===== Extracted records =====
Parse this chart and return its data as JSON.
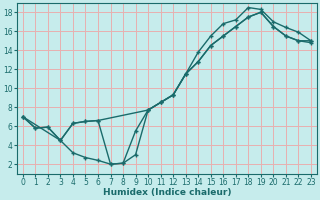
{
  "xlabel": "Humidex (Indice chaleur)",
  "xlim": [
    -0.5,
    23.5
  ],
  "ylim": [
    1,
    19
  ],
  "xticks": [
    0,
    1,
    2,
    3,
    4,
    5,
    6,
    7,
    8,
    9,
    10,
    11,
    12,
    13,
    14,
    15,
    16,
    17,
    18,
    19,
    20,
    21,
    22,
    23
  ],
  "yticks": [
    2,
    4,
    6,
    8,
    10,
    12,
    14,
    16,
    18
  ],
  "bg_color": "#c6ecec",
  "grid_color": "#e8b0b0",
  "line_color": "#1a6b6b",
  "line1_x": [
    0,
    1,
    2,
    3,
    4,
    5,
    6,
    7,
    8,
    9,
    10,
    11,
    12,
    13,
    14,
    15,
    16,
    17,
    18,
    19,
    20,
    21,
    22,
    23
  ],
  "line1_y": [
    7,
    5.8,
    5.9,
    4.5,
    3.2,
    2.7,
    2.4,
    2.0,
    2.1,
    3.0,
    7.7,
    8.5,
    9.3,
    11.5,
    13.8,
    15.5,
    16.8,
    17.2,
    18.5,
    18.3,
    17.0,
    16.4,
    15.9,
    15.0
  ],
  "line2_x": [
    0,
    1,
    2,
    3,
    4,
    5,
    6,
    7,
    8,
    9,
    10,
    11,
    12,
    13,
    14,
    15,
    16,
    17,
    18,
    19,
    20,
    21,
    22,
    23
  ],
  "line2_y": [
    7,
    5.8,
    5.9,
    4.5,
    6.3,
    6.5,
    6.6,
    2.0,
    2.1,
    5.5,
    7.7,
    8.5,
    9.3,
    11.5,
    12.8,
    14.5,
    15.5,
    16.5,
    17.5,
    18.0,
    16.5,
    15.5,
    15.0,
    14.8
  ],
  "line3_x": [
    0,
    3,
    4,
    5,
    6,
    10,
    11,
    12,
    13,
    14,
    15,
    16,
    17,
    18,
    19,
    20,
    21,
    22,
    23
  ],
  "line3_y": [
    7,
    4.5,
    6.3,
    6.5,
    6.6,
    7.7,
    8.5,
    9.3,
    11.5,
    12.8,
    14.5,
    15.5,
    16.5,
    17.5,
    18.0,
    16.5,
    15.5,
    15.0,
    15.0
  ]
}
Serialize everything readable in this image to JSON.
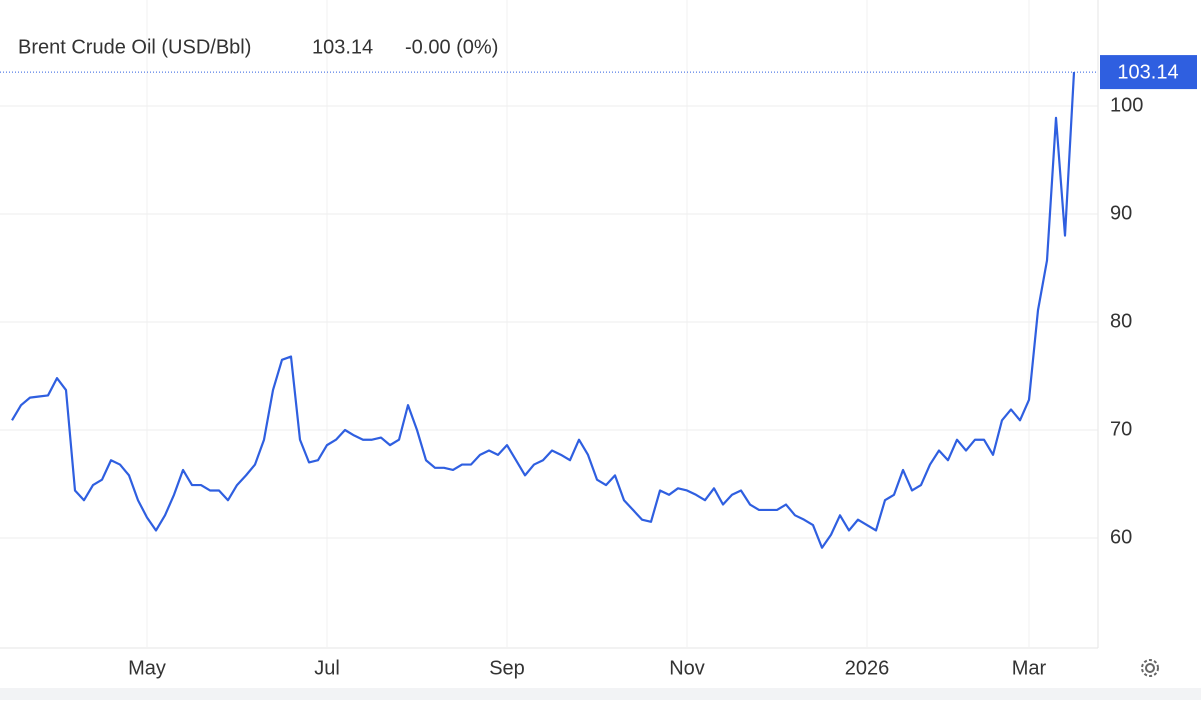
{
  "chart_data": {
    "type": "line",
    "title": "Brent Crude Oil (USD/Bbl)",
    "change": "-0.00 (0%)",
    "color": "#2f5fe0",
    "change_color": "#e0555a",
    "grid": true,
    "ylim": [
      50,
      110
    ],
    "yticks": [
      60,
      70,
      80,
      90,
      100
    ],
    "categories": [
      null,
      null,
      null,
      null,
      null,
      null,
      null,
      null,
      null,
      null,
      null,
      null,
      null,
      null,
      null,
      "May",
      null,
      null,
      null,
      null,
      null,
      null,
      null,
      null,
      null,
      null,
      null,
      null,
      null,
      null,
      null,
      null,
      null,
      null,
      null,
      "Jul",
      null,
      null,
      null,
      null,
      null,
      null,
      null,
      null,
      null,
      null,
      null,
      null,
      null,
      null,
      null,
      null,
      null,
      null,
      null,
      "Sep",
      null,
      null,
      null,
      null,
      null,
      null,
      null,
      null,
      null,
      null,
      null,
      null,
      null,
      null,
      null,
      null,
      null,
      null,
      null,
      "Nov",
      null,
      null,
      null,
      null,
      null,
      null,
      null,
      null,
      null,
      null,
      null,
      null,
      null,
      null,
      null,
      null,
      null,
      null,
      null,
      "2026",
      null,
      null,
      null,
      null,
      null,
      null,
      null,
      null,
      null,
      null,
      null,
      null,
      null,
      null,
      null,
      null,
      null,
      "Mar",
      null,
      null,
      null,
      null,
      null
    ],
    "values": [
      70.9,
      72.3,
      73,
      73.1,
      73.2,
      74.8,
      73.7,
      64.4,
      63.5,
      64.9,
      65.4,
      67.2,
      66.8,
      65.8,
      63.5,
      61.9,
      60.7,
      62.1,
      64,
      66.3,
      64.9,
      64.9,
      64.4,
      64.4,
      63.5,
      64.9,
      65.8,
      66.8,
      69.1,
      73.7,
      76.5,
      76.8,
      69.1,
      67,
      67.2,
      68.6,
      69.1,
      70,
      69.5,
      69.1,
      69.1,
      69.3,
      68.6,
      69.1,
      72.3,
      70,
      67.2,
      66.5,
      66.5,
      66.3,
      66.8,
      66.8,
      67.7,
      68.1,
      67.7,
      68.6,
      67.2,
      65.8,
      66.8,
      67.2,
      68.1,
      67.7,
      67.2,
      69.1,
      67.7,
      65.4,
      64.9,
      65.8,
      63.5,
      62.6,
      61.7,
      61.5,
      64.4,
      64,
      64.6,
      64.4,
      64,
      63.5,
      64.6,
      63.1,
      64,
      64.4,
      63.1,
      62.6,
      62.6,
      62.6,
      63.1,
      62.1,
      61.7,
      61.2,
      59.1,
      60.3,
      62.1,
      60.7,
      61.7,
      61.2,
      60.7,
      63.5,
      64,
      66.3,
      64.4,
      64.9,
      66.8,
      68.1,
      67.2,
      69.1,
      68.1,
      69.1,
      69.1,
      67.7,
      70.9,
      71.9,
      70.9,
      72.8,
      81.1,
      85.7,
      98.9,
      88,
      103.14
    ]
  }
}
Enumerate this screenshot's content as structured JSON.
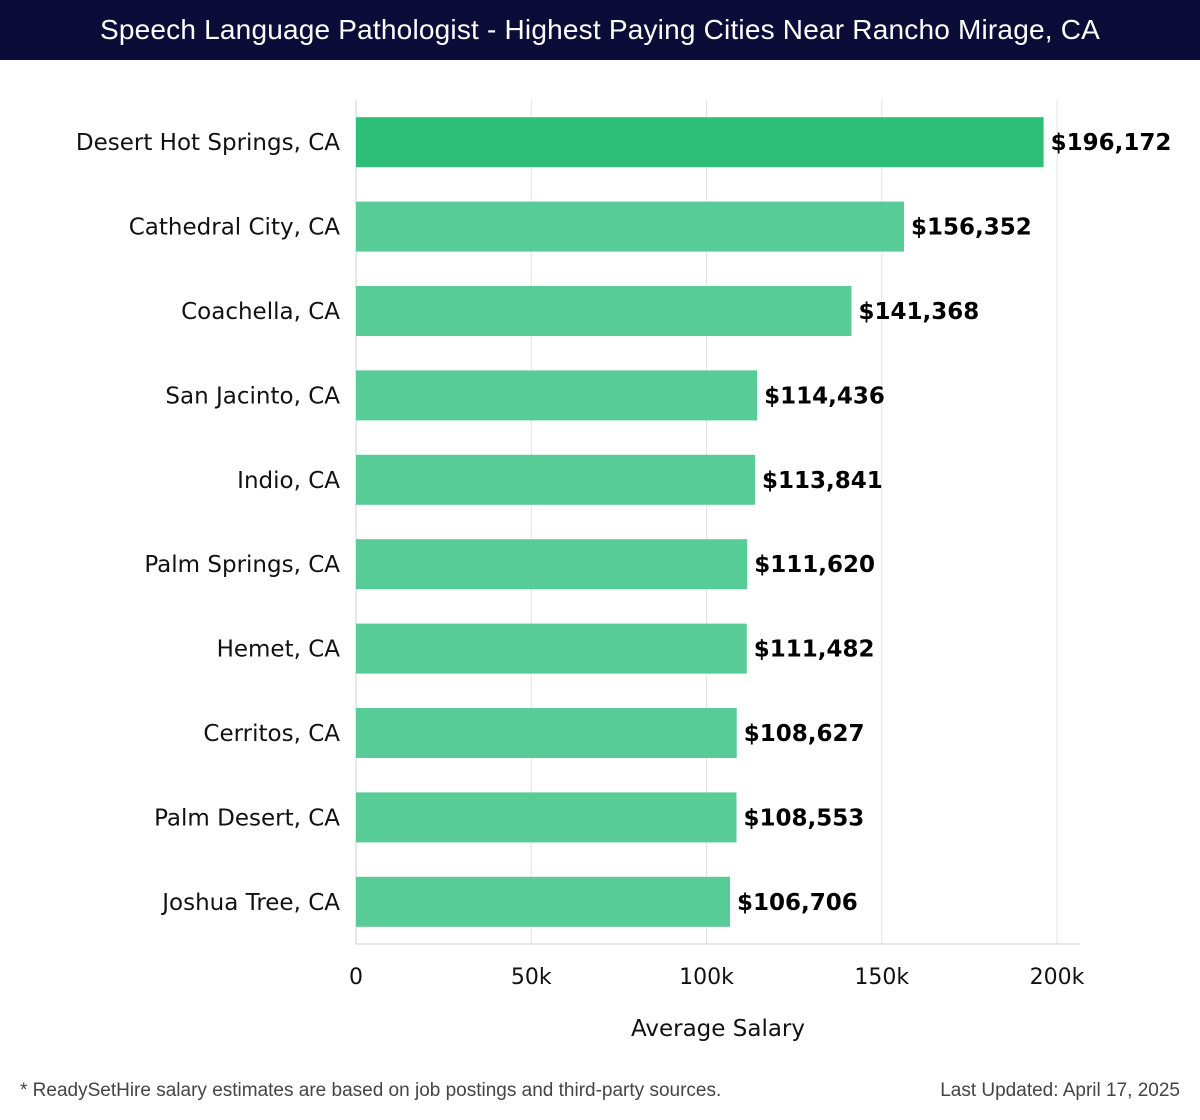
{
  "header": {
    "title": "Speech Language Pathologist - Highest Paying Cities Near Rancho Mirage, CA"
  },
  "chart_data": {
    "type": "bar",
    "orientation": "horizontal",
    "title": "Speech Language Pathologist - Highest Paying Cities Near Rancho Mirage, CA",
    "xlabel": "Average Salary",
    "ylabel": "",
    "xlim": [
      0,
      200000
    ],
    "x_ticks": [
      0,
      50000,
      100000,
      150000,
      200000
    ],
    "x_tick_labels": [
      "0",
      "50k",
      "100k",
      "150k",
      "200k"
    ],
    "grid": true,
    "categories": [
      "Desert Hot Springs, CA",
      "Cathedral City, CA",
      "Coachella, CA",
      "San Jacinto, CA",
      "Indio, CA",
      "Palm Springs, CA",
      "Hemet, CA",
      "Cerritos, CA",
      "Palm Desert, CA",
      "Joshua Tree, CA"
    ],
    "values": [
      196172,
      156352,
      141368,
      114436,
      113841,
      111620,
      111482,
      108627,
      108553,
      106706
    ],
    "value_labels": [
      "$196,172",
      "$156,352",
      "$141,368",
      "$114,436",
      "$113,841",
      "$111,620",
      "$111,482",
      "$108,627",
      "$108,553",
      "$106,706"
    ],
    "colors": {
      "top_bar": "#2cbf78",
      "bar": "#57cc96",
      "grid": "#e3e3e3",
      "axis": "#cfcfcf"
    }
  },
  "footer": {
    "note": "* ReadySetHire salary estimates are based on job postings and third-party sources.",
    "updated": "Last Updated: April 17, 2025"
  }
}
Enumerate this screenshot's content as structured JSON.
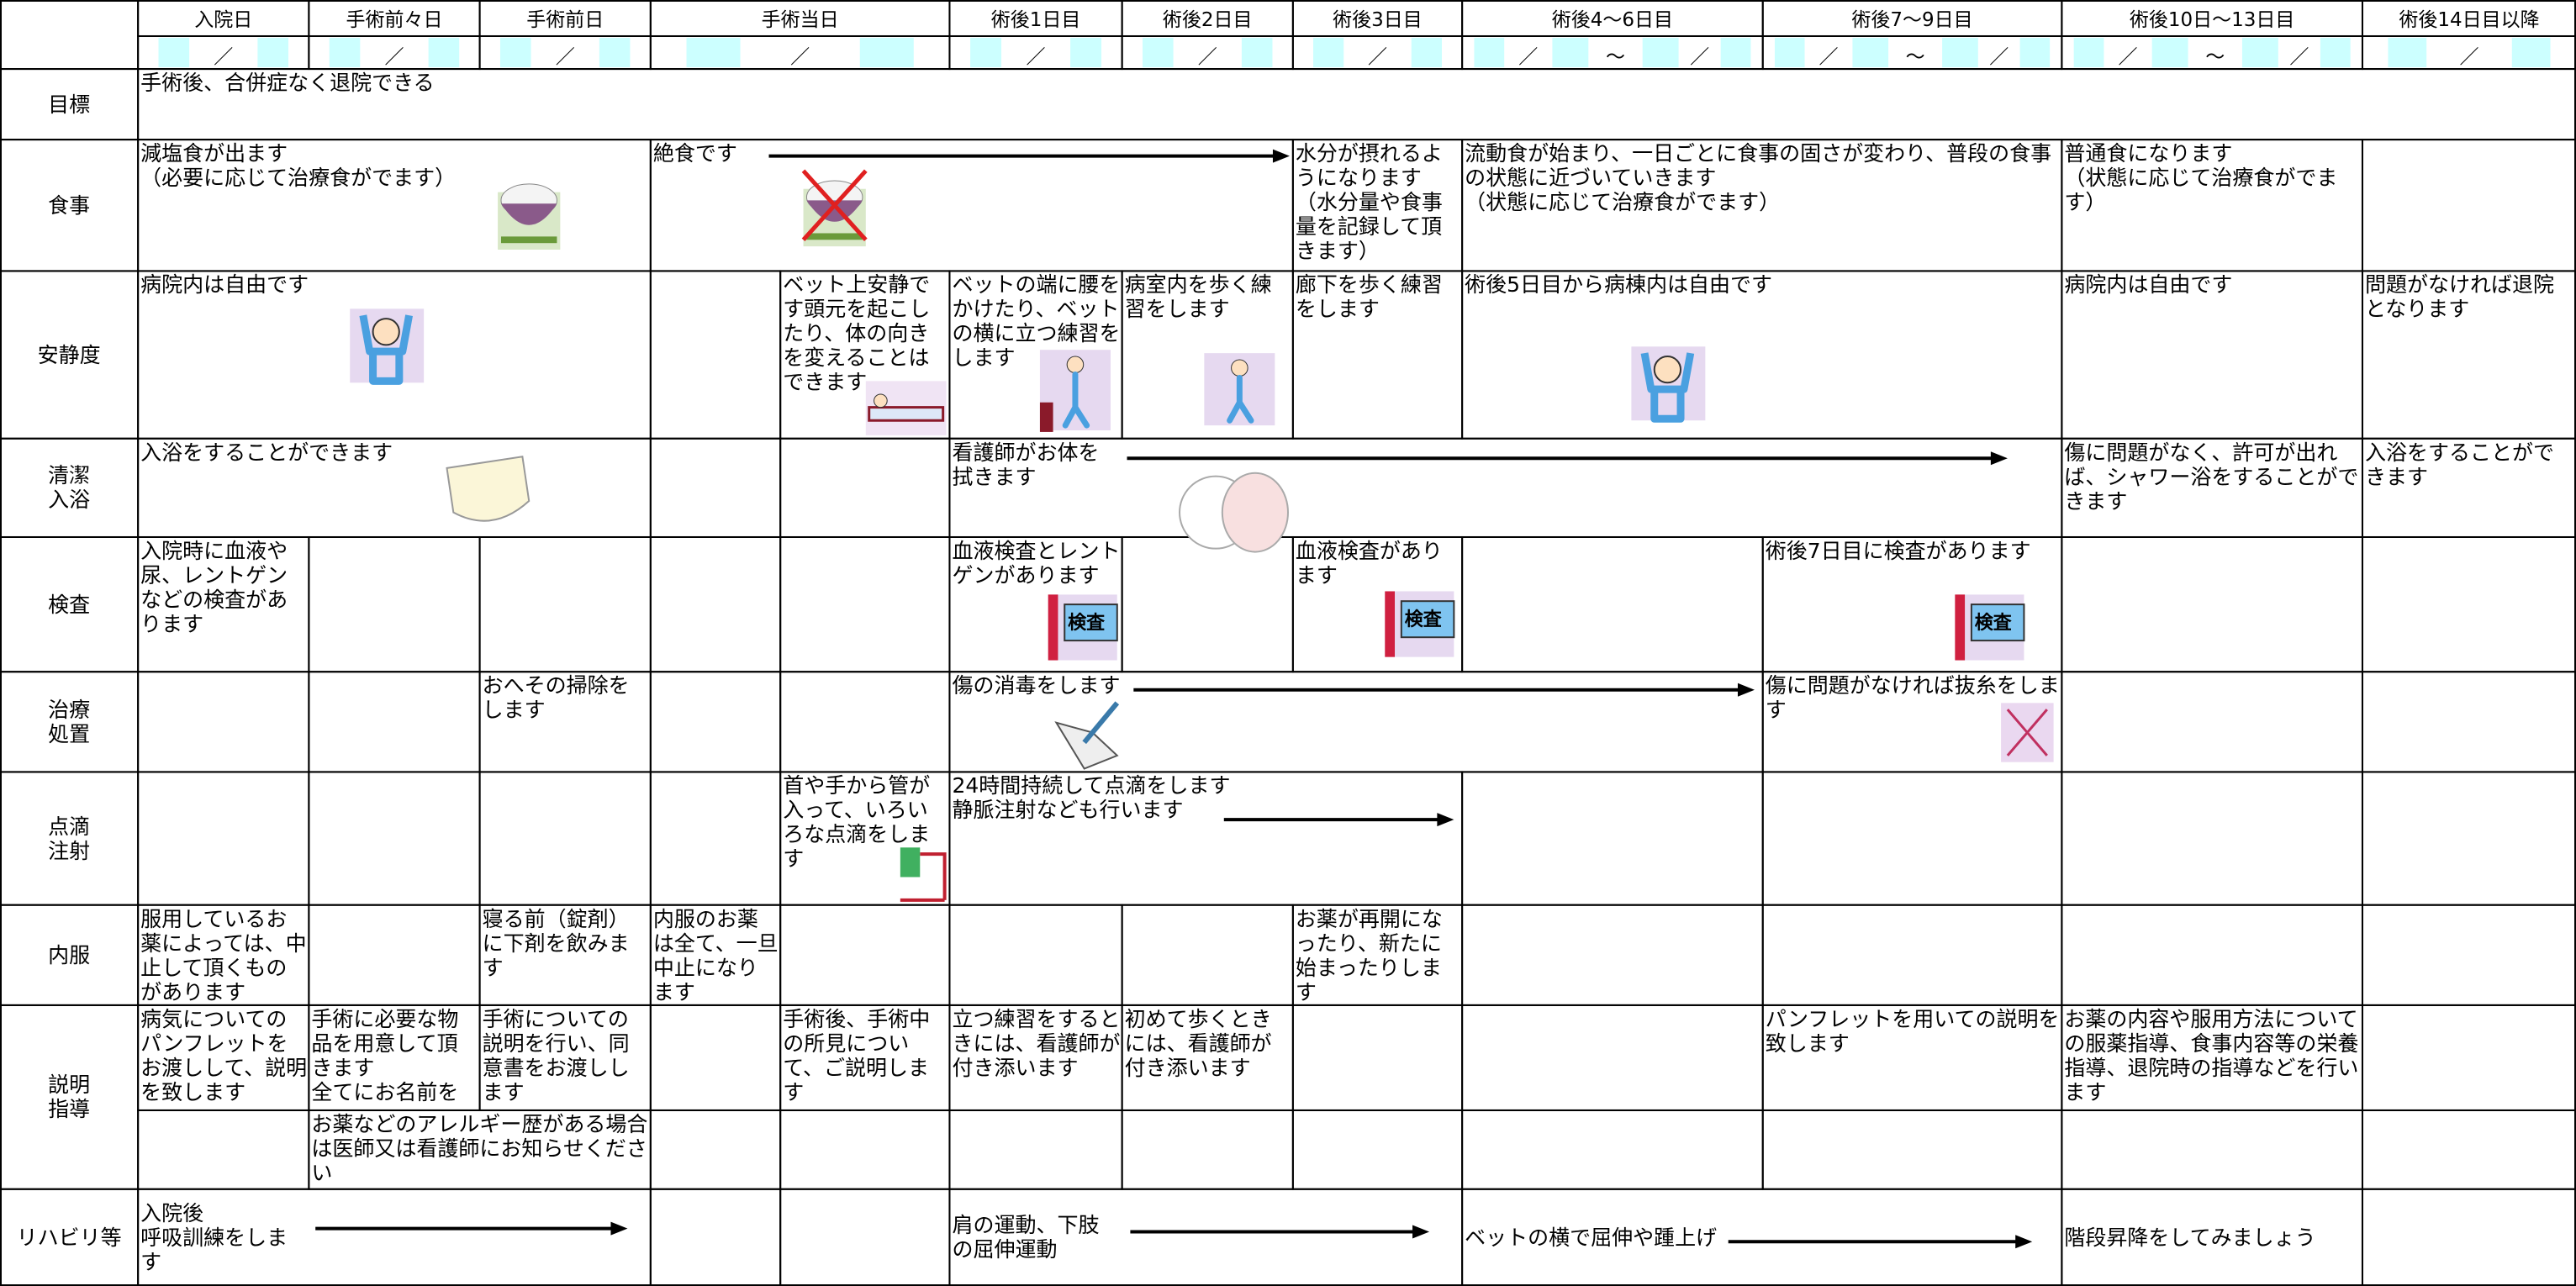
{
  "header": {
    "columns": [
      "入院日",
      "手術前々日",
      "手術前日",
      "手術当日",
      "術後1日目",
      "術後2日目",
      "術後3日目",
      "術後4〜6日目",
      "術後7〜9日目",
      "術後10日〜13日目",
      "術後14日目以降"
    ]
  },
  "date_row": [
    [
      "／"
    ],
    [
      "／"
    ],
    [
      "／"
    ],
    [
      "／"
    ],
    [
      "／"
    ],
    [
      "／"
    ],
    [
      "／"
    ],
    [
      "／",
      "〜",
      "／"
    ],
    [
      "／",
      "〜",
      "／"
    ],
    [
      "／",
      "〜",
      "／"
    ],
    [
      "／"
    ]
  ],
  "rows": [
    {
      "label": "目標",
      "cells": [
        "手術後、合併症なく退院できる"
      ]
    },
    {
      "label": "食事",
      "cells": [
        "減塩食が出ます\n（必要に応じて治療食がでます）",
        "絶食です",
        "水分が摂れるようになります\n（水分量や食事量を記録して頂きます）",
        "流動食が始まり、一日ごとに食事の固さが変わり、普段の食事の状態に近づいていきます\n（状態に応じて治療食がでます）",
        "普通食になります\n（状態に応じて治療食がでます）"
      ]
    },
    {
      "label": "安静度",
      "cells": [
        "病院内は自由です",
        "ベット上安静です頭元を起こしたり、体の向きを変えることはできます",
        "ベットの端に腰をかけたり、ベットの横に立つ練習をします",
        "病室内を歩く練習をします",
        "廊下を歩く練習をします",
        "術後5日目から病棟内は自由です",
        "病院内は自由です",
        "問題がなければ退院となります"
      ]
    },
    {
      "label": "清潔\n入浴",
      "cells": [
        "入浴をすることができます",
        "看護師がお体を拭きます",
        "傷に問題がなく、許可が出れば、シャワー浴をすることができます",
        "入浴をすることができます"
      ]
    },
    {
      "label": "検査",
      "cells": [
        "入院時に血液や尿、レントゲンなどの検査があります",
        "血液検査とレントゲンがあります",
        "血液検査があります",
        "術後7日目に検査があります"
      ]
    },
    {
      "label": "治療\n処置",
      "cells": [
        "おへその掃除をします",
        "傷の消毒をします",
        "傷に問題がなければ抜糸をします"
      ]
    },
    {
      "label": "点滴\n注射",
      "cells": [
        "首や手から管が入って、いろいろな点滴をします",
        "24時間持続して点滴をします\n静脈注射なども行います"
      ]
    },
    {
      "label": "内服",
      "cells": [
        "服用しているお薬によっては、中止して頂くものがあります",
        "寝る前（錠剤）に下剤を飲みます",
        "内服のお薬は全て、一旦中止になります",
        "お薬が再開になったり、新たに始まったりします"
      ]
    },
    {
      "label": "説明\n指導",
      "cells": [
        "病気についてのパンフレットをお渡しして、説明を致します",
        "手術に必要な物品を用意して頂きます\n全てにお名前を",
        "手術についての説明を行い、同意書をお渡しします",
        "手術後、手術中の所見について、ご説明します",
        "立つ練習をするときには、看護師が付き添います",
        "初めて歩くときには、看護師が付き添います",
        "パンフレットを用いての説明を致します",
        "お薬の内容や服用方法についての服薬指導、食事内容等の栄養指導、退院時の指導などを行います",
        "お薬などのアレルギー歴がある場合は医師又は看護師にお知らせください"
      ]
    },
    {
      "label": "リハビリ等",
      "cells": [
        "入院後\n呼吸訓練をします",
        "肩の運動、下肢の屈伸運動",
        "ベットの横で屈伸や踵上げ",
        "階段昇降をしてみましょう"
      ]
    }
  ],
  "icon_text": "検査"
}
=====
What you will do ▸ Every line of the records that includes the word "Highest" should be gathered.

Task response ▸
    "title": "Speech Language Pathologist - Highest Paying Cities Near Rancho Mirage, CA"
    "title": "Speech Language Pathologist - Highest Paying Cities Near Rancho Mirage, CA",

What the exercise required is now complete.